(Aim of the exercise) Count every line below in which "Methods" occurs, then give only the count.

(Data shown)
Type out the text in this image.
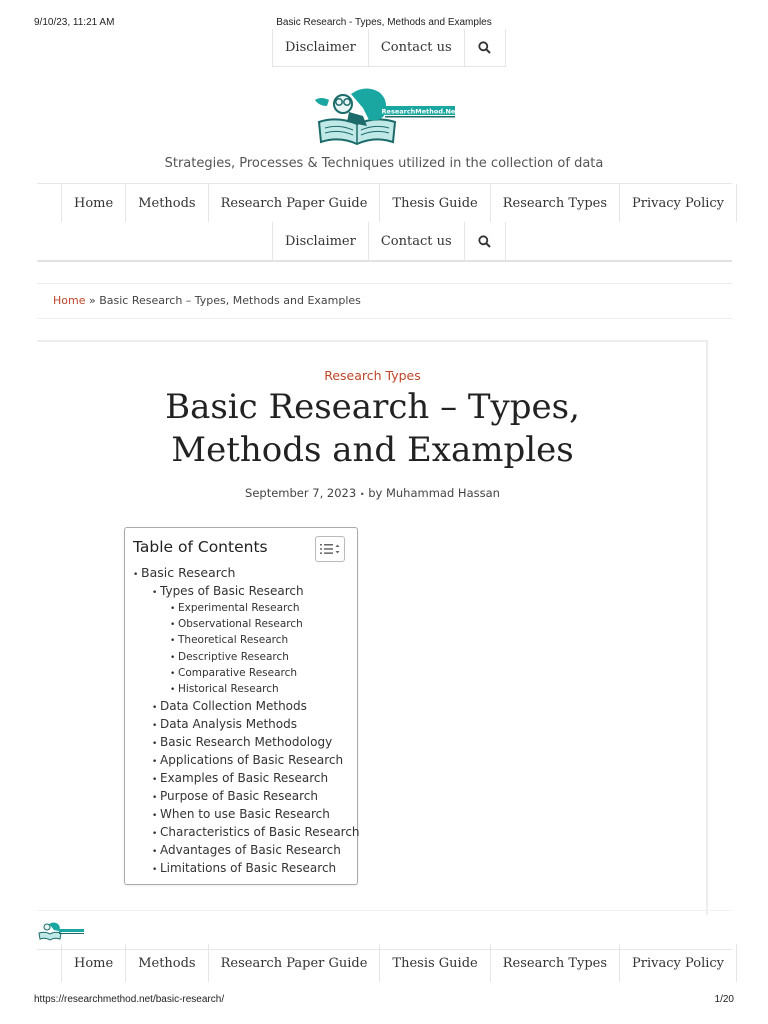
9/10/23, 11:21 AM	Basic Research - Types, Methods and Examples
Disclaimer	Contact us
ResearchMethod.Net
Strategies, Processes & Techniques utilized in the collection of data
Home	Methods	Research Paper Guide	Thesis Guide	Research Types	Privacy Policy
Disclaimer	Contact us
Home » Basic Research – Types, Methods and Examples
Research Types
Basic Research – Types,
Methods and Examples
September 7, 2023 • by Muhammad Hassan
Table of Contents
• Basic Research
• Types of Basic Research
• Experimental Research
• Observational Research
• Theoretical Research
• Descriptive Research
• Comparative Research
• Historical Research
• Data Collection Methods
• Data Analysis Methods
• Basic Research Methodology
• Applications of Basic Research
• Examples of Basic Research
• Purpose of Basic Research
• When to use Basic Research
• Characteristics of Basic Research
• Advantages of Basic Research
• Limitations of Basic Research
Home	Methods	Research Paper Guide	Thesis Guide	Research Types	Privacy Policy
https://researchmethod.net/basic-research/	1/20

(Response for this exercise) 7